- _Work required_:
Wherever the string "cùng" appears in a line, extract that line.

Stored records:
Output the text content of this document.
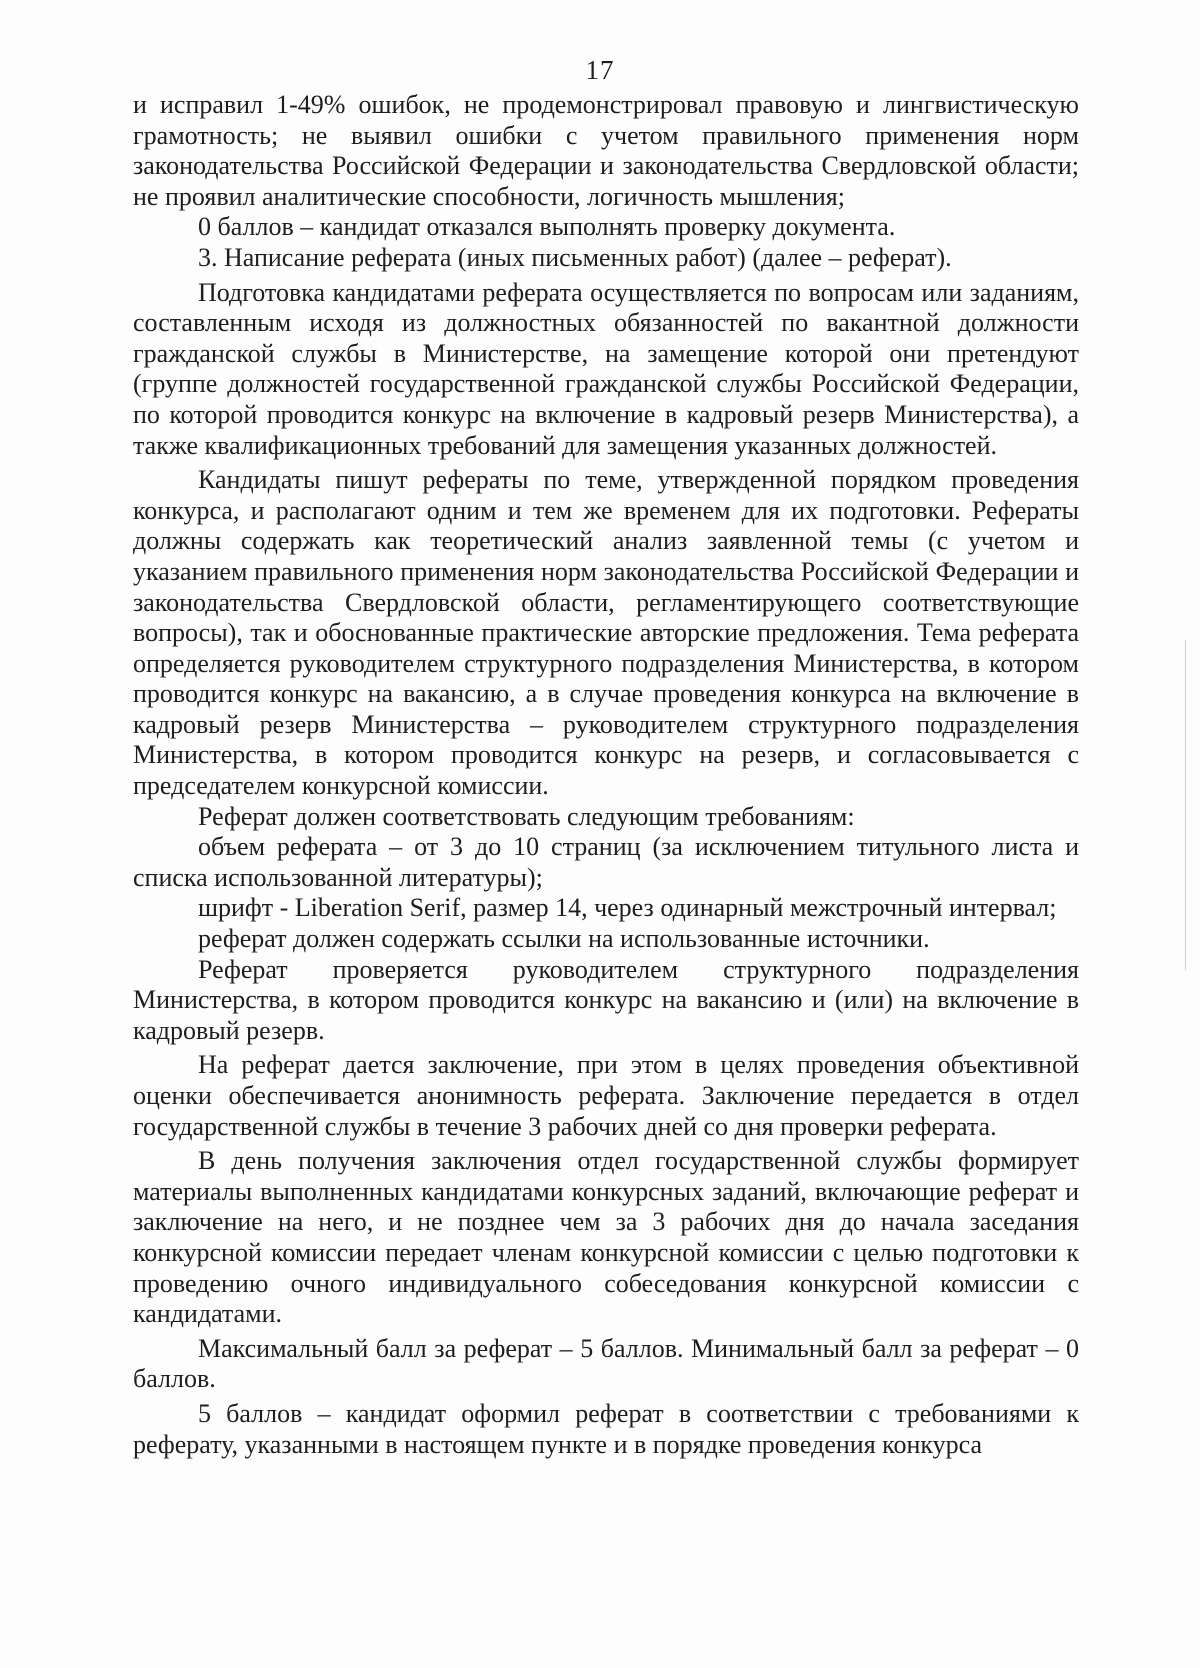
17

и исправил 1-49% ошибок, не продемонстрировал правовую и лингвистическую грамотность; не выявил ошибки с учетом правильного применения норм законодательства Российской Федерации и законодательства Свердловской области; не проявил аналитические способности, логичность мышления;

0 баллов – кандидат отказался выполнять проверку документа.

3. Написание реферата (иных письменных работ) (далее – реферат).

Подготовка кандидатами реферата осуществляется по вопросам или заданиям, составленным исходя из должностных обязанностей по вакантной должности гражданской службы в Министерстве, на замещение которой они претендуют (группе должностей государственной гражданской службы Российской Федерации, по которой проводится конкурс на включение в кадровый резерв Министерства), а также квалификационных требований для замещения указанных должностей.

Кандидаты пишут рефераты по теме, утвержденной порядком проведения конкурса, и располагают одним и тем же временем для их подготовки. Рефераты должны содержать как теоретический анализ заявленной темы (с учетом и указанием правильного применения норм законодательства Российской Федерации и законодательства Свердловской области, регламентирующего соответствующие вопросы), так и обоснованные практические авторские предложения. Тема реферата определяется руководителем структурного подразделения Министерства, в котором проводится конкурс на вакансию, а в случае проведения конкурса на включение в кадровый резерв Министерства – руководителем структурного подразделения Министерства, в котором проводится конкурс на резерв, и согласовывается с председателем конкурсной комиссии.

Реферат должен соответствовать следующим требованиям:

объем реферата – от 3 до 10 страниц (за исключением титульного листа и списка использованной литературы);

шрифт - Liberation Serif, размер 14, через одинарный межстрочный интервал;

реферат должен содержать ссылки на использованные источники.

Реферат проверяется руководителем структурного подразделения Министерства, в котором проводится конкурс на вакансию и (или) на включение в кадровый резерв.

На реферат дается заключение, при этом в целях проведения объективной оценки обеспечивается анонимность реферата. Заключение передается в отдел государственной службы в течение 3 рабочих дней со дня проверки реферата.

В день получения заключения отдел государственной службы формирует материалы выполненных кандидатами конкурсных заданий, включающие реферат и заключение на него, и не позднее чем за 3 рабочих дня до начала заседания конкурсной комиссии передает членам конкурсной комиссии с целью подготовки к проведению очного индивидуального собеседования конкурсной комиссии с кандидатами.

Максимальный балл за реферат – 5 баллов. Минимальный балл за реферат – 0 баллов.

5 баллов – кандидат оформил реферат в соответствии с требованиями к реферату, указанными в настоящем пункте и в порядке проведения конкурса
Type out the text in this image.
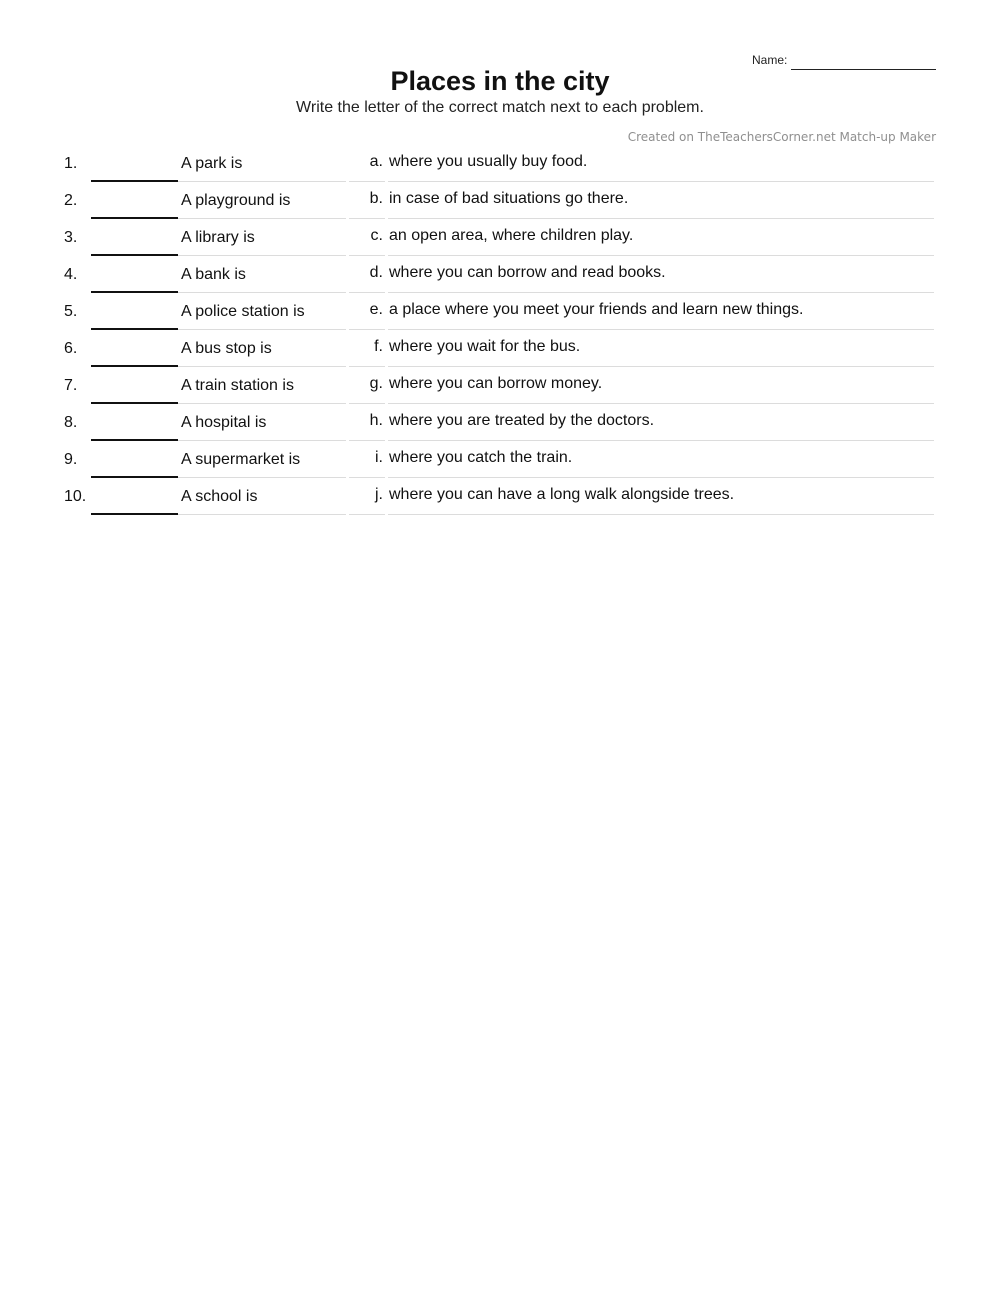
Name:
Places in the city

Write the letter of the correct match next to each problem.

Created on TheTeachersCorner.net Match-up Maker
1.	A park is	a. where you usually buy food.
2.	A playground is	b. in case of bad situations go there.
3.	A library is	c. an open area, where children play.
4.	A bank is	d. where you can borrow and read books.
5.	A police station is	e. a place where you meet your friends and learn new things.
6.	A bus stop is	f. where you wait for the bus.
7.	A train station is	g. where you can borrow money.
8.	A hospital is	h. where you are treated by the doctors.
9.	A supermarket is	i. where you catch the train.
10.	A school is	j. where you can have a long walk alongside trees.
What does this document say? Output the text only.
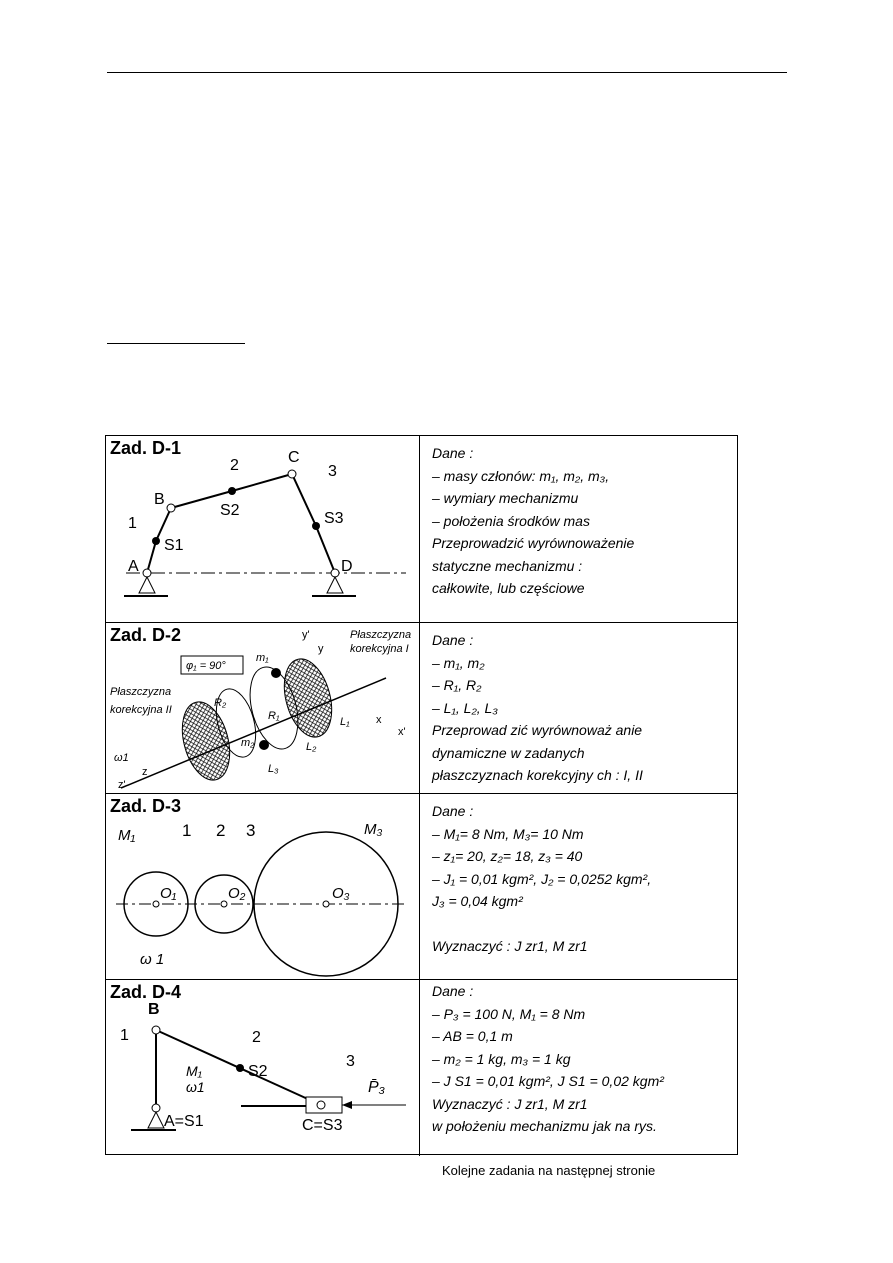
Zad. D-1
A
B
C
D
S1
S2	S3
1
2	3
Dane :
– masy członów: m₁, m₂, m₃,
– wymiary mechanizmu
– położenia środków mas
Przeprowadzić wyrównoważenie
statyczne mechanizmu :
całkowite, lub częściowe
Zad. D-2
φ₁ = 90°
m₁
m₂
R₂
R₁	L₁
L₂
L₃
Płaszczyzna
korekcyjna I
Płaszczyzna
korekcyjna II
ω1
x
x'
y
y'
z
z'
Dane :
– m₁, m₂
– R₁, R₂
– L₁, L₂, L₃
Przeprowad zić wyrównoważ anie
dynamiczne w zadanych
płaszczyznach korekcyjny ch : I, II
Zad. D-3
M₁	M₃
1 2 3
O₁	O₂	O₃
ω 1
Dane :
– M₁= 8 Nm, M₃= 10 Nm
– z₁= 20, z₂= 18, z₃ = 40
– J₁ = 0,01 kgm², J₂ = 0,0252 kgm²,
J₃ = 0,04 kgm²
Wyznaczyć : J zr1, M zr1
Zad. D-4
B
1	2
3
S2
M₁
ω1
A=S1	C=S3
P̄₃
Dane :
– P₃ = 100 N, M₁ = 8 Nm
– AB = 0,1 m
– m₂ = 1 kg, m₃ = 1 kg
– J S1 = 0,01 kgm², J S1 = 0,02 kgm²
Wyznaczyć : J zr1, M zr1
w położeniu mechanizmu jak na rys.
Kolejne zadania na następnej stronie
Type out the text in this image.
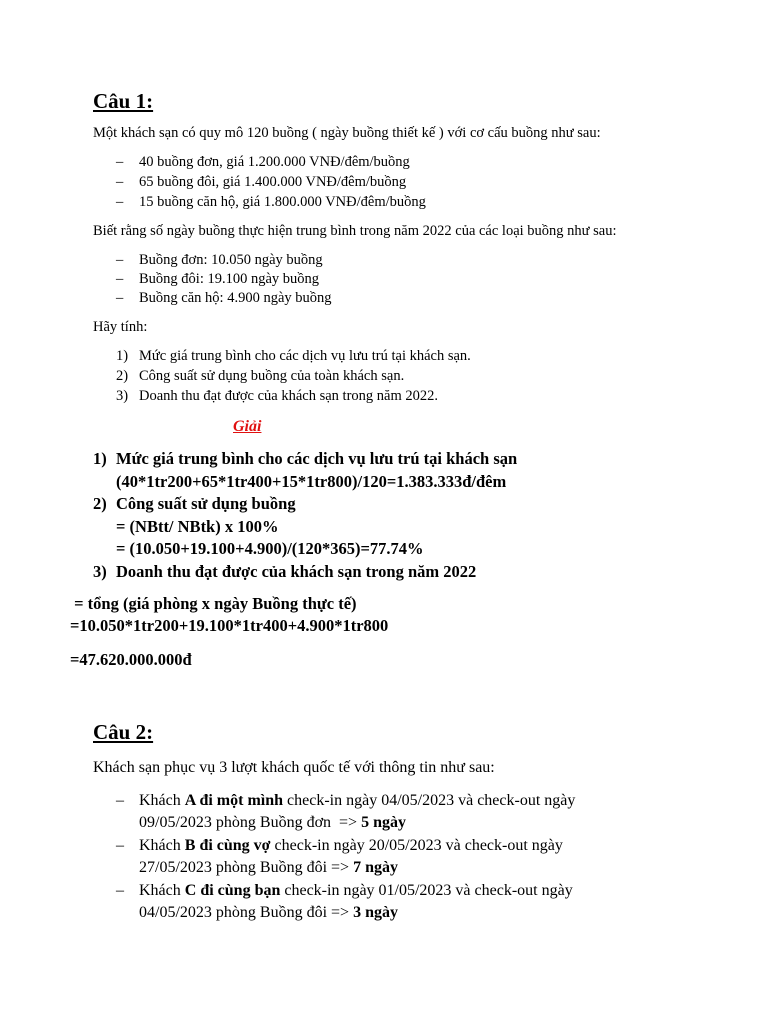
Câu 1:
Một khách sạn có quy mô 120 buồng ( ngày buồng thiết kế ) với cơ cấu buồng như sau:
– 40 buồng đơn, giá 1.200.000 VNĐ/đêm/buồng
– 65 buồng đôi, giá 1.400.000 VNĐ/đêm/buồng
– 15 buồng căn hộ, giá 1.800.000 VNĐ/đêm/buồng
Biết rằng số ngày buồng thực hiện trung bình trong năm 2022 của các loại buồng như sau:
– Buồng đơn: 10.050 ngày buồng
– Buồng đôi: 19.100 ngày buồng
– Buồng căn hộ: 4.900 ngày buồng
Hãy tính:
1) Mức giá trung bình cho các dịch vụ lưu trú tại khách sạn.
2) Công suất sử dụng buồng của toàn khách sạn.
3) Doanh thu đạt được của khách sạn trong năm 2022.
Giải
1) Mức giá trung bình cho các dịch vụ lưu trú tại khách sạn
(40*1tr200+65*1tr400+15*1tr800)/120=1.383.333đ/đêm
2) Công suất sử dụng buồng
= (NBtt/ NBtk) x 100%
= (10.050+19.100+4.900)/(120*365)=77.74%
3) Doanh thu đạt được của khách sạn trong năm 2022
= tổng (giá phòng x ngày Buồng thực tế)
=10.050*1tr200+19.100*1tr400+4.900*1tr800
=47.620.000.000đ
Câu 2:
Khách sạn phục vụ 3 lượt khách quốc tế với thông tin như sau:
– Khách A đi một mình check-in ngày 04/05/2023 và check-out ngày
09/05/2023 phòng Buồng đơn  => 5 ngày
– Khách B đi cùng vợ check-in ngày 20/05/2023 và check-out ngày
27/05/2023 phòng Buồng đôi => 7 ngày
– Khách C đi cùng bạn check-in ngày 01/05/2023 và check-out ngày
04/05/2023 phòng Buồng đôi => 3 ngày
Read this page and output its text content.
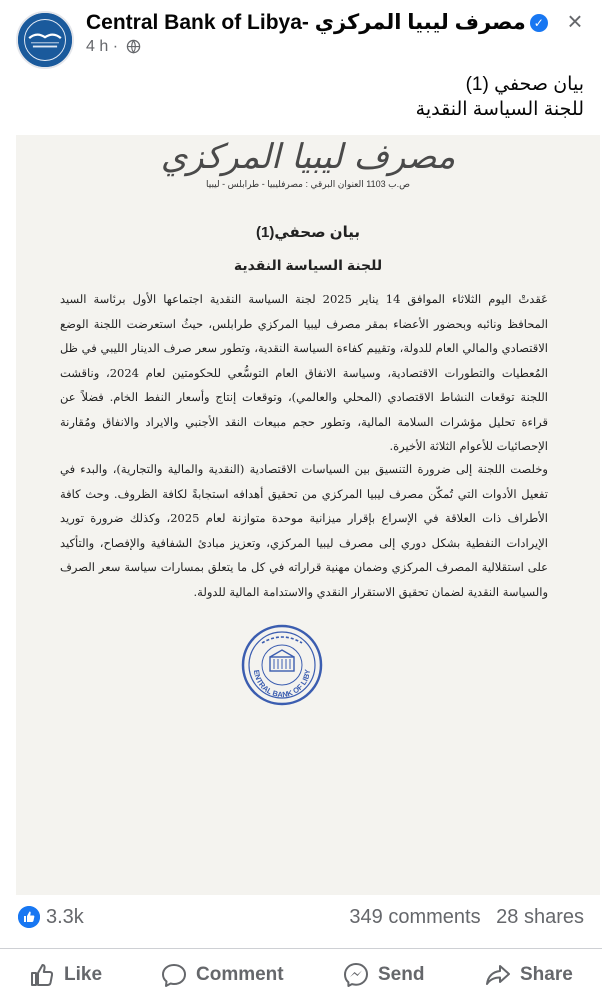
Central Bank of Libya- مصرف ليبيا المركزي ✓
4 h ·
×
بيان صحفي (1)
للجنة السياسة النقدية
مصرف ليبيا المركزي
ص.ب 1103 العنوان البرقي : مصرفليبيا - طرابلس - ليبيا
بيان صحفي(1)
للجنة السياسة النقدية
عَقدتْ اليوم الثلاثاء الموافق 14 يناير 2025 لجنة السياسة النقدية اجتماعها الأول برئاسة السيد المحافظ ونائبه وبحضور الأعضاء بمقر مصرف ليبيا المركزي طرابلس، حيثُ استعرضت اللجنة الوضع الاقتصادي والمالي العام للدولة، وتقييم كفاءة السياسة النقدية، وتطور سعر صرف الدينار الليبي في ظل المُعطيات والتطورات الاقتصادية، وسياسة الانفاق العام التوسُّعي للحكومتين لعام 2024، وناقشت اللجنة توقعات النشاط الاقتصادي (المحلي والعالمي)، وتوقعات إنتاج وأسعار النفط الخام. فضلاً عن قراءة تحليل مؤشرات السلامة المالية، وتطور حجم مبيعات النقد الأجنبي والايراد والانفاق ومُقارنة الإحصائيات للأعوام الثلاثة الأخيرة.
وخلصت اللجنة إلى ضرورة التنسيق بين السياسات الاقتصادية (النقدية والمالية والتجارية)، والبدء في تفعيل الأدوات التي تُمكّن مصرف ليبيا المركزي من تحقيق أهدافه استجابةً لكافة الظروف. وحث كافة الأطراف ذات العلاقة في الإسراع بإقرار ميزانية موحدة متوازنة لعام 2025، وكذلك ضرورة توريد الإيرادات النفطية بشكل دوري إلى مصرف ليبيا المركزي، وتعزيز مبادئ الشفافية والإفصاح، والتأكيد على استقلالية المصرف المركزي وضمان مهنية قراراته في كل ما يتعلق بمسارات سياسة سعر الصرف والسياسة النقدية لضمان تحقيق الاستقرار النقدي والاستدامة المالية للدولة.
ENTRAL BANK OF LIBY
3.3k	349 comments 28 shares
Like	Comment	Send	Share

- _Worked solution_:
– Khách B đi cùng vợ check-in ngày 20/05/2023 và check-out ngày
– Khách C đi cùng bạn check-in ngày 01/05/2023 và check-out ngày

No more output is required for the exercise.